From the line with "login-icon xyxy=(99,924,123,946)" to the line with "search-input[interactable] xyxy=(372,204,1272,225)", output only those lines as a numbered list, leaving out any blank lines.

== DATA RECORDS

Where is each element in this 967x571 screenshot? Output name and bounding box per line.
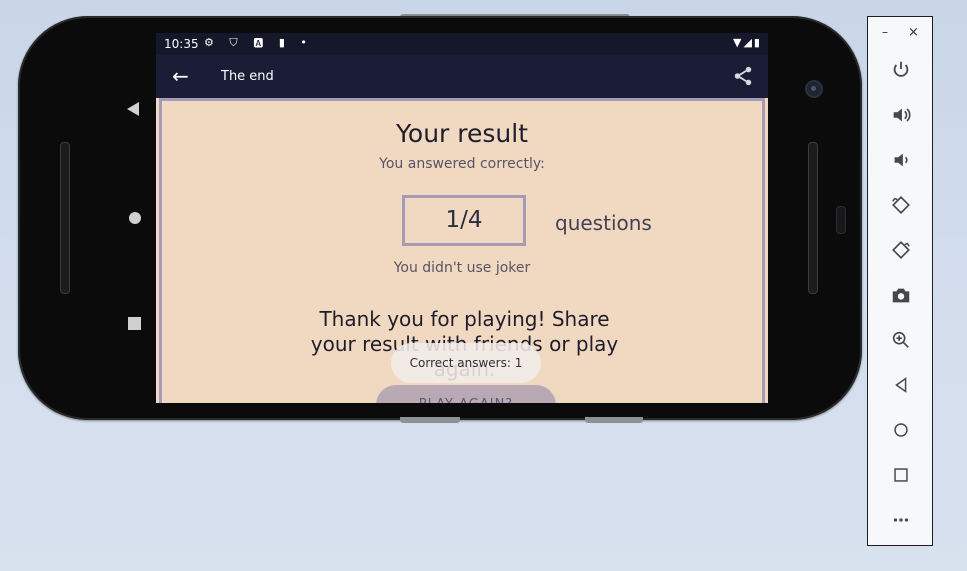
share-icon[interactable] bbox=[732, 65, 754, 87]
rotate-right-icon[interactable] bbox=[888, 237, 914, 263]
more-options-icon[interactable] bbox=[888, 507, 914, 533]
status-bar: 10:35 ⚙ ⛉ 🅰 ▮ • ▼◢▮ bbox=[156, 33, 768, 55]
app-bar: ← The end bbox=[156, 55, 768, 98]
phone-edge bbox=[585, 417, 643, 423]
back-triangle-icon[interactable] bbox=[888, 372, 914, 398]
play-again-button[interactable]: PLAY AGAIN? bbox=[376, 385, 556, 403]
back-arrow-icon[interactable]: ← bbox=[172, 64, 189, 88]
phone-speaker-right bbox=[808, 142, 818, 294]
minimize-button[interactable]: – bbox=[882, 25, 888, 39]
home-circle-icon[interactable] bbox=[888, 417, 914, 443]
phone-screen: 10:35 ⚙ ⛉ 🅰 ▮ • ▼◢▮ ← The end Your resul… bbox=[156, 33, 768, 403]
status-signal-battery-icons: ▼◢▮ bbox=[733, 36, 762, 49]
phone-edge bbox=[400, 417, 460, 423]
zoom-in-icon[interactable] bbox=[888, 327, 914, 353]
emulator-toolbar: – × bbox=[867, 16, 933, 546]
status-time: 10:35 bbox=[164, 37, 199, 51]
volume-down-icon[interactable] bbox=[888, 147, 914, 173]
app-bar-title: The end bbox=[221, 69, 274, 84]
recents-nav-icon[interactable] bbox=[128, 317, 141, 330]
result-title: Your result bbox=[395, 119, 529, 148]
back-nav-icon[interactable] bbox=[127, 102, 139, 116]
result-subtitle: You answered correctly: bbox=[379, 156, 545, 172]
front-camera bbox=[805, 80, 823, 98]
score-unit-label: questions bbox=[555, 211, 652, 235]
result-card: Your result You answered correctly: 1/4 … bbox=[159, 98, 765, 403]
power-icon[interactable] bbox=[888, 57, 914, 83]
close-button[interactable]: × bbox=[908, 25, 919, 40]
rotate-left-icon[interactable] bbox=[888, 192, 914, 218]
emulator-window-controls: – × bbox=[868, 25, 932, 43]
phone-sensor bbox=[836, 206, 846, 234]
status-notification-icons: ⚙ ⛉ 🅰 ▮ • bbox=[204, 36, 313, 49]
home-nav-icon[interactable] bbox=[129, 212, 141, 224]
phone-speaker-left bbox=[60, 142, 70, 294]
score-box: 1/4 bbox=[402, 195, 526, 246]
camera-icon[interactable] bbox=[888, 282, 914, 308]
overview-square-icon[interactable] bbox=[888, 462, 914, 488]
joker-status: You didn't use joker bbox=[393, 260, 531, 276]
toast-message: Correct answers: 1 bbox=[391, 343, 541, 383]
volume-up-icon[interactable] bbox=[888, 102, 914, 128]
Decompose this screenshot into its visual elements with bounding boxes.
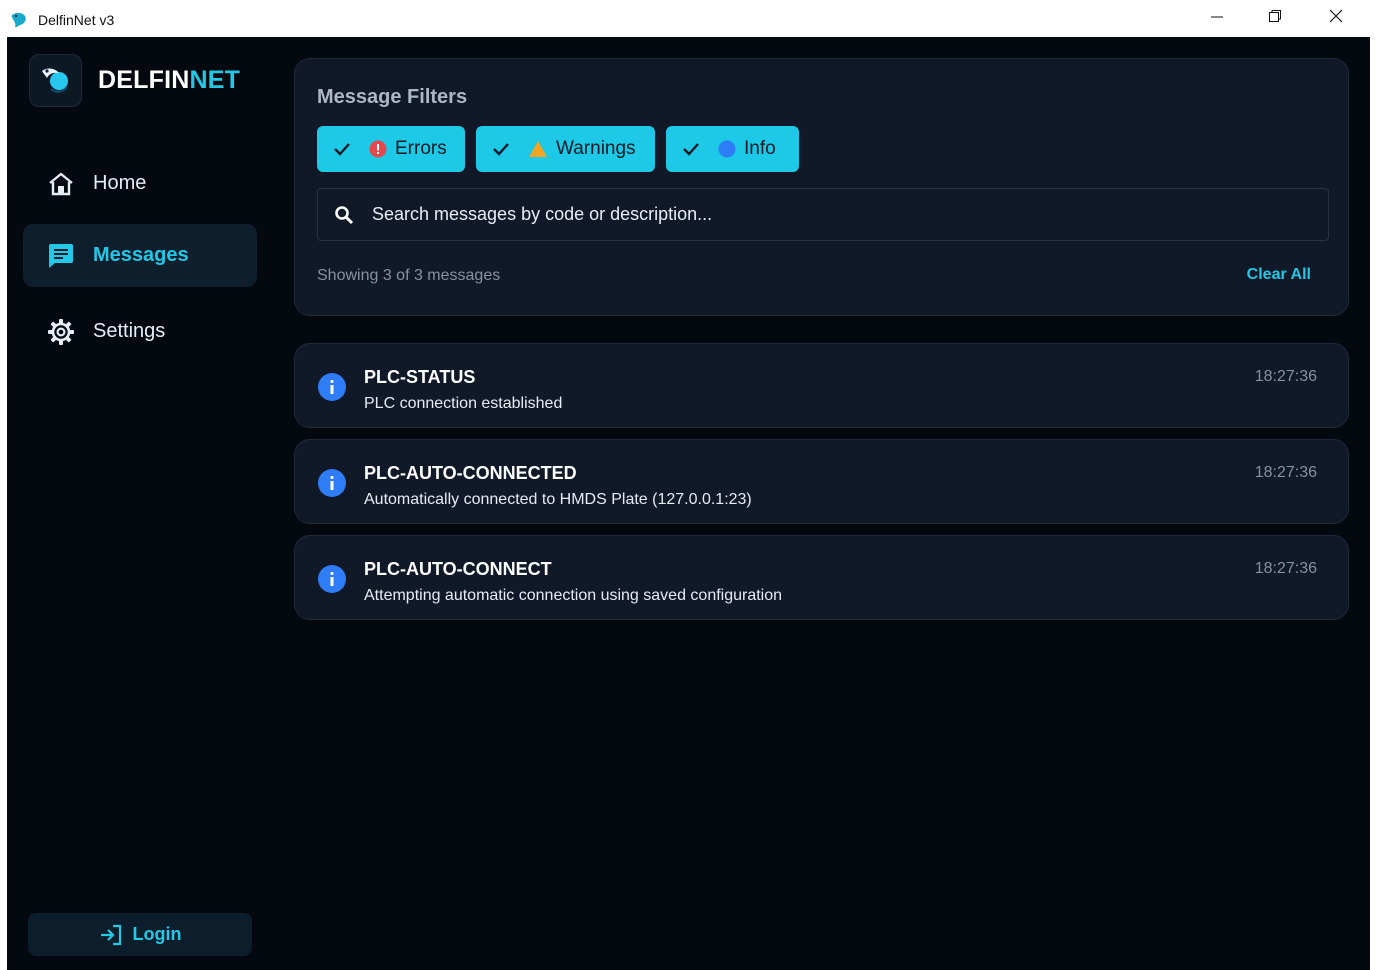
login-icon xyxy=(99,924,123,946)
filter-chip-label: Errors xyxy=(395,138,447,159)
message-count: Showing 3 of 3 messages xyxy=(317,267,501,284)
message-time: 18:27:36 xyxy=(1254,464,1317,481)
brand: DELFINNET xyxy=(29,53,240,107)
info-icon xyxy=(318,373,346,401)
search-field[interactable] xyxy=(317,188,1329,241)
app-window: DELFINNET Home Messages Settings Login M… xyxy=(7,37,1370,970)
minimize-icon xyxy=(1210,9,1224,28)
home-icon xyxy=(47,170,75,198)
filter-chip-errors[interactable]: Errors xyxy=(317,126,465,172)
sidebar-item-messages[interactable]: Messages xyxy=(23,224,257,287)
login-button[interactable]: Login xyxy=(28,913,252,956)
brand-name-part2: NET xyxy=(189,65,241,94)
message-description: PLC connection established xyxy=(364,395,563,412)
clear-all-button[interactable]: Clear All xyxy=(1247,266,1311,284)
filter-chip-label: Warnings xyxy=(556,138,636,159)
close-icon xyxy=(1329,9,1343,28)
close-button[interactable] xyxy=(1310,0,1362,37)
message-code: PLC-AUTO-CONNECTED xyxy=(364,463,577,483)
check-icon xyxy=(682,142,700,156)
search-input[interactable] xyxy=(372,204,1272,225)
filter-chip-label: Info xyxy=(744,138,776,159)
sidebar-item-label: Home xyxy=(93,172,147,194)
sidebar-item-label: Messages xyxy=(93,244,189,266)
sidebar-item-home[interactable]: Home xyxy=(23,152,257,215)
message-icon xyxy=(47,242,75,270)
message-card[interactable]: PLC-AUTO-CONNECTED Automatically connect… xyxy=(294,439,1349,524)
message-filters-panel: Message Filters Errors Warnings Info Sea… xyxy=(294,58,1349,316)
message-code: PLC-STATUS xyxy=(364,367,476,387)
search-icon xyxy=(334,205,354,225)
gear-icon xyxy=(47,318,75,346)
brand-name-part1: DELFIN xyxy=(98,65,190,94)
message-card[interactable]: PLC-AUTO-CONNECT Attempting automatic co… xyxy=(294,535,1349,620)
filter-chip-info[interactable]: Info xyxy=(666,126,799,172)
info-dot-icon xyxy=(718,140,736,158)
message-time: 18:27:36 xyxy=(1254,368,1317,385)
brand-name: DELFINNET xyxy=(98,66,240,95)
warning-triangle-icon xyxy=(528,140,548,158)
minimize-button[interactable] xyxy=(1191,0,1243,37)
info-icon xyxy=(318,565,346,593)
window-titlebar: DelfinNet v3 xyxy=(0,0,1375,37)
message-description: Automatically connected to HMDS Plate (1… xyxy=(364,491,752,508)
sidebar: DELFINNET Home Messages Settings Login xyxy=(7,37,277,970)
message-description: Attempting automatic connection using sa… xyxy=(364,587,783,604)
check-icon xyxy=(333,142,351,156)
check-icon xyxy=(492,142,510,156)
brand-logo-icon xyxy=(29,53,82,107)
app-logo-icon xyxy=(10,11,28,29)
info-icon xyxy=(318,469,346,497)
restore-icon xyxy=(1268,9,1282,28)
error-dot-icon xyxy=(369,140,387,158)
login-label: Login xyxy=(132,924,182,944)
message-time: 18:27:36 xyxy=(1254,560,1317,577)
window-title: DelfinNet v3 xyxy=(38,12,115,28)
message-card[interactable]: PLC-STATUS PLC connection established 18… xyxy=(294,343,1349,428)
restore-button[interactable] xyxy=(1249,0,1301,37)
message-code: PLC-AUTO-CONNECT xyxy=(364,559,552,579)
filters-title: Message Filters xyxy=(317,86,468,108)
sidebar-item-label: Settings xyxy=(93,320,166,342)
sidebar-item-settings[interactable]: Settings xyxy=(23,300,257,363)
filter-chip-warnings[interactable]: Warnings xyxy=(476,126,655,172)
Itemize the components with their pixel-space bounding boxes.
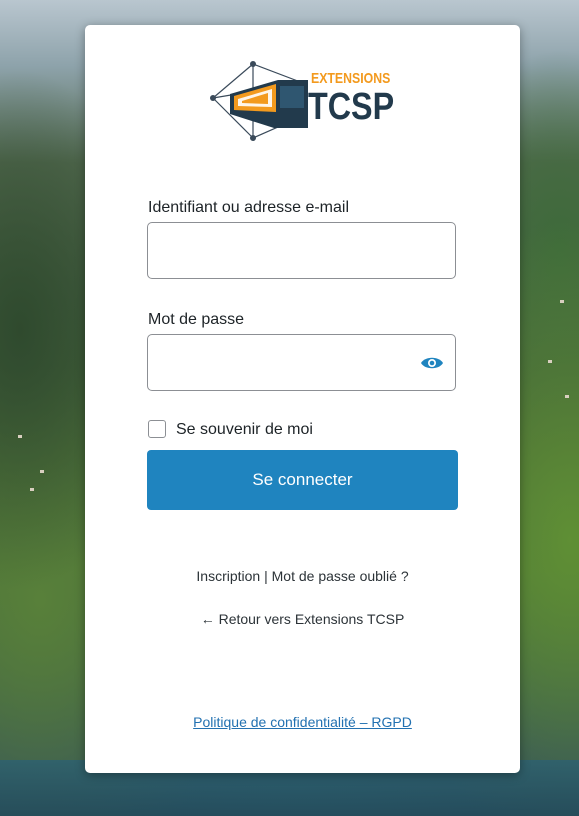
login-submit-button[interactable]: Se connecter <box>147 450 458 510</box>
privacy-policy-link[interactable]: Politique de confidentialité – RGPD <box>193 714 412 730</box>
village-house <box>548 360 552 363</box>
username-input[interactable] <box>148 223 455 278</box>
register-link[interactable]: Inscription <box>196 568 260 584</box>
village-house <box>30 488 34 491</box>
username-field-box <box>147 222 456 279</box>
site-logo[interactable]: EXTENSIONS TCSP <box>208 58 398 148</box>
village-house <box>18 435 22 438</box>
logo-line2: TCSP <box>308 86 395 128</box>
remember-me-label[interactable]: Se souvenir de moi <box>176 421 313 439</box>
back-to-site-link[interactable]: ← Retour vers Extensions TCSP <box>201 611 405 627</box>
link-separator: | <box>264 568 268 584</box>
village-house <box>560 300 564 303</box>
password-field-box <box>147 334 456 391</box>
lost-password-link[interactable]: Mot de passe oublié ? <box>272 568 409 584</box>
account-links: Inscription | Mot de passe oublié ? <box>85 568 520 584</box>
village-house <box>40 470 44 473</box>
privacy-policy: Politique de confidentialité – RGPD <box>85 714 520 730</box>
eye-icon[interactable] <box>420 353 444 373</box>
logo-line1: EXTENSIONS <box>311 70 391 87</box>
username-label: Identifiant ou adresse e-mail <box>148 199 349 216</box>
password-label: Mot de passe <box>148 311 245 328</box>
remember-me-checkbox[interactable] <box>148 420 166 438</box>
back-to-site: ← Retour vers Extensions TCSP <box>85 611 520 627</box>
village-house <box>565 395 569 398</box>
password-input[interactable] <box>148 335 455 390</box>
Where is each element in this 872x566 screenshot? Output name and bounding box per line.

====

EXPECTED ANSWER →
1. login-icon xyxy=(99,924,123,946)
2. filter-chip-label: Errors xyxy=(395,138,447,159)
3. message-count: Showing 3 of 3 messages xyxy=(317,267,501,284)
4. message-time: 18:27:36 xyxy=(1254,464,1317,481)
5. brand: DELFINNET xyxy=(29,53,240,107)
6. info-icon xyxy=(318,373,346,401)
7. search-field[interactable] xyxy=(317,188,1329,241)
8. app-window: DELFINNET Home Messages Settings Login M… xyxy=(7,37,1370,970)
9. minimize-icon xyxy=(1210,9,1224,28)
10. home-icon xyxy=(47,170,75,198)
11. filter-chip-errors[interactable]: Errors xyxy=(317,126,465,172)
12. sidebar-item-messages[interactable]: Messages xyxy=(23,224,257,287)
13. login-button[interactable]: Login xyxy=(28,913,252,956)
14. brand-name-part2: NET xyxy=(189,65,241,94)
15. message-description: PLC connection established xyxy=(364,395,563,412)
16. clear-all-button[interactable]: Clear All xyxy=(1247,266,1311,284)
17. filter-chip-label: Warnings xyxy=(556,138,636,159)
18. close-icon xyxy=(1329,9,1343,28)
19. close-button[interactable] xyxy=(1310,0,1362,37)
20. message-code: PLC-AUTO-CONNECTED xyxy=(364,463,577,483)
21. check-icon xyxy=(682,142,700,156)
22. search-input[interactable] xyxy=(372,204,1272,225)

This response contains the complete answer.